▸ Your instructions
Print the listing below in its entirety, character for character.
^^^^
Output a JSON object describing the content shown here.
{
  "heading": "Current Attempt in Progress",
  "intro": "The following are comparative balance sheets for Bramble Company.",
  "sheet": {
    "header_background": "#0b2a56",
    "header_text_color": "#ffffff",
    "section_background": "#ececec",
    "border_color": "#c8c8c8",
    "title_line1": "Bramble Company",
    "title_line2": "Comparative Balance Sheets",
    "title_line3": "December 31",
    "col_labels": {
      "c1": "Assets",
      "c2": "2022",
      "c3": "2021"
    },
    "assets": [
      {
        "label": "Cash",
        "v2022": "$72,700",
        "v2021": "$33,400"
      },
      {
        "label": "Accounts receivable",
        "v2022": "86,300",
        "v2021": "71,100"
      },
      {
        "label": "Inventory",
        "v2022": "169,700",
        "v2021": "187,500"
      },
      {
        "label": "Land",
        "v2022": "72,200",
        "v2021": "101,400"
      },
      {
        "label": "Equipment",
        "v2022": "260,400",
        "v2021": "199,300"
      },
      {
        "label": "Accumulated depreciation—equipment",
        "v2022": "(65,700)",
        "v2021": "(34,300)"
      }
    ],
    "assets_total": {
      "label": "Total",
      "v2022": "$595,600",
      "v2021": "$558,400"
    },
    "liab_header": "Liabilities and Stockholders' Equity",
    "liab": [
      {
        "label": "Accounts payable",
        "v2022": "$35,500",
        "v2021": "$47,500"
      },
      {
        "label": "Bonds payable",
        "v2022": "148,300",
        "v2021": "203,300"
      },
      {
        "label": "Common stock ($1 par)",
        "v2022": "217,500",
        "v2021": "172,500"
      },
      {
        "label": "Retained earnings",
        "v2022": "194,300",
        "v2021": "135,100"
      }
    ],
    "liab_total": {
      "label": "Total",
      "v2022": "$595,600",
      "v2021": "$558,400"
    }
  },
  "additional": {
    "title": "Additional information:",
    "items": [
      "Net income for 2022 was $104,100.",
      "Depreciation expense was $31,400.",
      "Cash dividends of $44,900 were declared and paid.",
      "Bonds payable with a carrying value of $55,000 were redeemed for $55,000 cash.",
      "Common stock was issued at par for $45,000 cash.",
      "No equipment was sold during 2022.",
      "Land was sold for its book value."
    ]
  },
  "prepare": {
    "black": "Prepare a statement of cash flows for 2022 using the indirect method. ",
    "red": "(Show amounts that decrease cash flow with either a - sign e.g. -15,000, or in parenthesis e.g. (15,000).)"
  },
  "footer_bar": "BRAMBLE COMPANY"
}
^^^^
▸ Exercise answer
Output a JSON object describing the content shown here.
{
  "heading": "Current Attempt in Progress",
  "intro": "The following are comparative balance sheets for Bramble Company.",
  "sheet": {
    "header_background": "#0b2a56",
    "header_text_color": "#ffffff",
    "section_background": "#ececec",
    "border_color": "#c8c8c8",
    "title_line1": "Bramble Company",
    "title_line2": "Comparative Balance Sheets",
    "title_line3": "December 31",
    "col_labels": {
      "c1": "Assets",
      "c2": "2022",
      "c3": "2021"
    },
    "assets": [
      {
        "label": "Cash",
        "v2022": "$72,700",
        "v2021": "$33,400"
      },
      {
        "label": "Accounts receivable",
        "v2022": "86,300",
        "v2021": "71,100"
      },
      {
        "label": "Inventory",
        "v2022": "169,700",
        "v2021": "187,500"
      },
      {
        "label": "Land",
        "v2022": "72,200",
        "v2021": "101,400"
      },
      {
        "label": "Equipment",
        "v2022": "260,400",
        "v2021": "199,300"
      },
      {
        "label": "Accumulated depreciation—equipment",
        "v2022": "(65,700)",
        "v2021": "(34,300)"
      }
    ],
    "assets_total": {
      "label": "Total",
      "v2022": "$595,600",
      "v2021": "$558,400"
    },
    "liab_header": "Liabilities and Stockholders' Equity",
    "liab": [
      {
        "label": "Accounts payable",
        "v2022": "$35,500",
        "v2021": "$47,500"
      },
      {
        "label": "Bonds payable",
        "v2022": "148,300",
        "v2021": "203,300"
      },
      {
        "label": "Common stock ($1 par)",
        "v2022": "217,500",
        "v2021": "172,500"
      },
      {
        "label": "Retained earnings",
        "v2022": "194,300",
        "v2021": "135,100"
      }
    ],
    "liab_total": {
      "label": "Total",
      "v2022": "$595,600",
      "v2021": "$558,400"
    }
  },
  "additional": {
    "title": "Additional information:",
    "items": [
      "Net income for 2022 was $104,100.",
      "Depreciation expense was $31,400.",
      "Cash dividends of $44,900 were declared and paid.",
      "Bonds payable with a carrying value of $55,000 were redeemed for $55,000 cash.",
      "Common stock was issued at par for $45,000 cash.",
      "No equipment was sold during 2022.",
      "Land was sold for its book value."
    ]
  },
  "prepare": {
    "black": "Prepare a statement of cash flows for 2022 using the indirect method. ",
    "red": "(Show amounts that decrease cash flow with either a - sign e.g. -15,000, or in parenthesis e.g. (15,000).)"
  },
  "footer_bar": "BRAMBLE COMPANY"
}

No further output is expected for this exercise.